§ **Exercise**
Write every line of the records below as a Markdown table with two columns, Row for the row number and Line for the line, and skip blank lines. Leave the pictures out.

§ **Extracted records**
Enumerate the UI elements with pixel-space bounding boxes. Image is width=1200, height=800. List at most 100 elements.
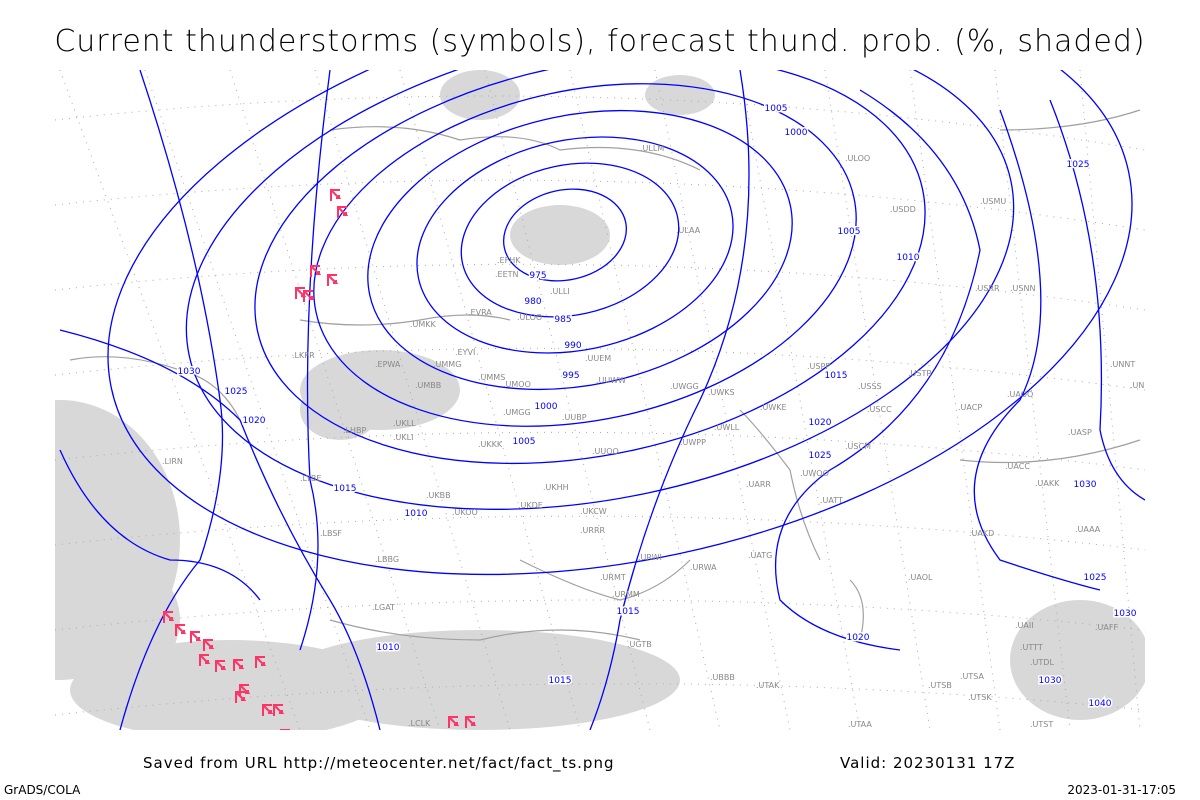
station-label: .UNBB [1130,381,1155,390]
station-label: .UBBB [710,673,735,682]
isobar [119,70,224,730]
station-label: .ULAA [676,226,701,235]
isobar-label: 1020 [847,633,870,643]
parallel [55,431,1145,471]
isobar-label: 980 [524,297,541,307]
coastline [329,619,641,641]
station-label: .UAOL [908,573,933,582]
meridian [1165,70,1200,730]
coastline [739,409,821,561]
valid-time: Valid: 20230131 17Z [840,754,1016,772]
thunderstorm-icon-glyph [337,206,349,218]
thunderstorm-icon-glyph [203,639,215,651]
station-label: .UAKK [1035,479,1060,488]
station-label: .UASP [1068,428,1092,437]
thunderstorm-icon [310,265,322,277]
thunderstorm-icon-glyph [262,704,274,716]
thunderstorm-icon [262,704,274,716]
station-label: .UUEM [585,354,611,363]
isobars [59,70,1145,730]
station-label: .UMKK [410,320,437,329]
station-label: .UMMS [478,373,505,382]
isobar [589,70,750,730]
station-label: .UARR [746,480,771,489]
station-label: .LHBP [343,426,367,435]
station-label: .UWKS [708,388,735,397]
thunderstorm-icon-glyph [175,624,187,636]
meridian [994,70,1071,730]
station-label: .LBSF [320,529,342,538]
graticule [55,70,1200,730]
station-label: .UMGG [503,408,531,417]
isobar [185,70,1015,510]
isobar [774,89,981,651]
thunderstorm-icon [330,189,342,201]
station-label: .UAFF [1095,623,1118,632]
isobar [1049,99,1145,501]
thunderstorm-symbols [163,189,477,730]
parallel [55,599,1145,631]
station-label: .EVRA [468,308,492,317]
map-title: Current thunderstorms (symbols), forecas… [54,24,1146,59]
station-label: .UTSK [968,693,992,702]
coastline [329,126,701,171]
thunderstorm-icon [175,624,187,636]
station-label: .LCLK [408,719,431,728]
station-label: .UAAA [1075,525,1101,534]
station-label: .UKDE [518,501,543,510]
station-label: .EPWA [375,360,401,369]
shaded-area [300,380,380,440]
thunderstorm-icon-glyph [233,659,245,671]
thunderstorm-icon-glyph [273,704,285,716]
station-label: .USSS [858,382,882,391]
isobar [416,136,734,354]
thunderstorm-icon-glyph [255,656,267,668]
source-url: Saved from URL http://meteocenter.net/fa… [143,754,615,772]
station-label: .UKOO [452,508,478,517]
thunderstorm-icon-glyph [465,716,477,728]
coastlines [69,109,1141,641]
thunderstorm-icon [215,660,227,672]
isobar-label: 1030 [178,367,201,377]
isobar [460,162,680,318]
station-label: .URRR [580,526,606,535]
station-label: .ULOO [517,313,542,322]
meridian [654,70,791,730]
thunderstorm-icon-glyph [330,189,342,201]
isobar-label: 1005 [765,104,788,114]
station-label: .UAKD [969,529,994,538]
coastline [519,559,691,601]
station-label: .UGTB [627,640,652,649]
isobar-label: 1025 [1067,160,1090,170]
thunderstorm-icon-glyph [448,716,460,728]
station-label: .UKCW [580,507,607,516]
station-label: .UMOO [503,380,531,389]
thunderstorm-icon-glyph [327,274,339,286]
meridian [569,70,721,730]
thunderstorm-icon [327,274,339,286]
shaded-area [280,630,680,730]
station-label: .USPP [807,362,830,371]
thunderstorm-icon [233,659,245,671]
station-label: .EYVI [455,348,475,357]
isobar-label: 1040 [1089,699,1112,709]
thunderstorm-icon-glyph [235,691,247,703]
thunderstorm-icon [163,611,175,623]
isobar [59,449,261,601]
meridian [909,70,1001,730]
thunderstorm-icon [303,290,315,302]
station-label: .EETN [495,270,519,279]
parallel [55,347,1145,391]
isobar [254,70,926,465]
isobar-label: 1020 [809,418,832,428]
shaded-area [510,205,610,265]
station-label: .UMMG [433,360,461,369]
thunderstorm-icon-glyph [190,631,202,643]
isobar-label: 990 [564,341,581,351]
station-label: .URWA [690,563,717,572]
isobar-label: 1015 [334,484,357,494]
station-label: .LKPR [292,351,315,360]
isobar-label: 1015 [549,676,572,686]
station-label: .UAOO [1007,390,1033,399]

§ **Expected answer**
| Row | Line |
|---|---|
| 1 | Enumerate the UI elements with pixel-space bounding boxes. Image is width=1200, height=800. List at most 100 elements. |
| 2 | station-label: .UNBB [1130,381,1155,390] |
| 3 | station-label: .UBBB [710,673,735,682] |
| 4 | isobar [119,70,224,730] |
| 5 | station-label: .ULAA [676,226,701,235] |
| 6 | isobar-label: 1020 [847,633,870,643] |
| 7 | parallel [55,431,1145,471] |
| 8 | isobar-label: 980 [524,297,541,307] |
| 9 | coastline [329,619,641,641] |
| 10 | station-label: .UAOL [908,573,933,582] |
| 11 | meridian [1165,70,1200,730] |
| 12 | coastline [739,409,821,561] |
| 13 | valid-time: Valid: 20230131 17Z [840,754,1016,772] |
| 14 | thunderstorm-icon-glyph [337,206,349,218] |
| 15 | thunderstorm-icon-glyph [203,639,215,651] |
| 16 | station-label: .UAKK [1035,479,1060,488] |
| 17 | station-label: .UASP [1068,428,1092,437] |
| 18 | thunderstorm-icon [310,265,322,277] |
| 19 | thunderstorm-icon-glyph [262,704,274,716] |
| 20 | thunderstorm-icon [262,704,274,716] |
| 21 | station-label: .UUEM [585,354,611,363] |
| 22 | isobars [59,70,1145,730] |
| 23 | station-label: .UMKK [410,320,437,329] |
| 24 | station-label: .UMMS [478,373,505,382] |
| 25 | isobar [589,70,750,730] |
| 26 | station-label: .UARR [746,480,771,489] |
| 27 | station-label: .LHBP [343,426,367,435] |
| 28 | station-label: .UWKS [708,388,735,397] |
| 29 | thunderstorm-icon-glyph [175,624,187,636] |
| 30 | meridian [994,70,1071,730] |
| 31 | station-label: .LBSF [320,529,342,538] |
| 32 | graticule [55,70,1200,730] |
| 33 | station-label: .UMGG [503,408,531,417] |
| 34 | isobar [185,70,1015,510] |
| 35 | isobar [774,89,981,651] |
| 36 | thunderstorm-icon [330,189,342,201] |
| 37 | station-label: .UAFF [1095,623,1118,632] |
| 38 | isobar [1049,99,1145,501] |
| 39 | thunderstorm-symbols [163,189,477,730] |
| 40 | parallel [55,599,1145,631] |
| 41 | station-label: .EVRA [468,308,492,317] |
| 42 | map-title: Current thunderstorms (symbols), forecas… [54,24,1146,59] |
| 43 | station-label: .UTSK [968,693,992,702] |
| 44 | coastline [329,126,701,171] |
| 45 | thunderstorm-icon [175,624,187,636] |
| 46 | station-label: .LCLK [408,719,431,728] |
| 47 | station-label: .UAAA [1075,525,1101,534] |
| 48 | station-label: .UKDE [518,501,543,510] |
| 49 | station-label: .EPWA [375,360,401,369] |
| 50 | shaded-area [300,380,380,440] |
| 51 | thunderstorm-icon-glyph [233,659,245,671] |
| 52 | thunderstorm-icon-glyph [273,704,285,716] |
| 53 | station-label: .USSS [858,382,882,391] |
| 54 | isobar [416,136,734,354] |
| 55 | thunderstorm-icon-glyph [255,656,267,668] |
| 56 | source-url: Saved from URL http://meteocenter.net/fa… [143,754,615,772] |
| 57 | station-label: .UKOO [452,508,478,517] |
| 58 | thunderstorm-icon-glyph [465,716,477,728] |
| 59 | coastlines [69,109,1141,641] |
| 60 | thunderstorm-icon [215,660,227,672] |
| 61 | isobar-label: 1030 [178,367,201,377] |
| 62 | isobar [460,162,680,318] |
| 63 | station-label: .URRR [580,526,606,535] |
| 64 | station-label: .ULOO [517,313,542,322] |
| 65 | meridian [654,70,791,730] |
| 66 | thunderstorm-icon-glyph [330,189,342,201] |
| 67 | isobar-label: 1005 [765,104,788,114] |
| 68 | station-label: .UAKD [969,529,994,538] |
| 69 | coastline [519,559,691,601] |
| 70 | station-label: .UGTB [627,640,652,649] |
| 71 | isobar-label: 1025 [1067,160,1090,170] |
| 72 | thunderstorm-icon-glyph [448,716,460,728] |
| 73 | station-label: .UKCW [580,507,607,516] |
| 74 | station-label: .UMOO [503,380,531,389] |
| 75 | thunderstorm-icon-glyph [327,274,339,286] |
| 76 | meridian [569,70,721,730] |
| 77 | thunderstorm-icon [327,274,339,286] |
| 78 | shaded-area [280,630,680,730] |
| 79 | station-label: .USPP [807,362,830,371] |
| 80 | thunderstorm-icon [233,659,245,671] |
| 81 | station-label: .EYVI [455,348,475,357] |
| 82 | isobar-label: 1040 [1089,699,1112,709] |
| 83 | thunderstorm-icon-glyph [235,691,247,703] |
| 84 | thunderstorm-icon [163,611,175,623] |
| 85 | isobar [59,449,261,601] |
| 86 | meridian [909,70,1001,730] |
| 87 | thunderstorm-icon [303,290,315,302] |
| 88 | station-label: .EETN [495,270,519,279] |
| 89 | parallel [55,347,1145,391] |
| 90 | isobar [254,70,926,465] |
| 91 | isobar-label: 1020 [809,418,832,428] |
| 92 | shaded-area [510,205,610,265] |
| 93 | station-label: .UMMG [433,360,461,369] |
| 94 | thunderstorm-icon-glyph [190,631,202,643] |
| 95 | isobar-label: 990 [564,341,581,351] |
| 96 | station-label: .URWA [690,563,717,572] |
| 97 | isobar-label: 1015 [334,484,357,494] |
| 98 | station-label: .LKPR [292,351,315,360] |
| 99 | isobar-label: 1015 [549,676,572,686] |
| 100 | station-label: .UAOO [1007,390,1033,399] |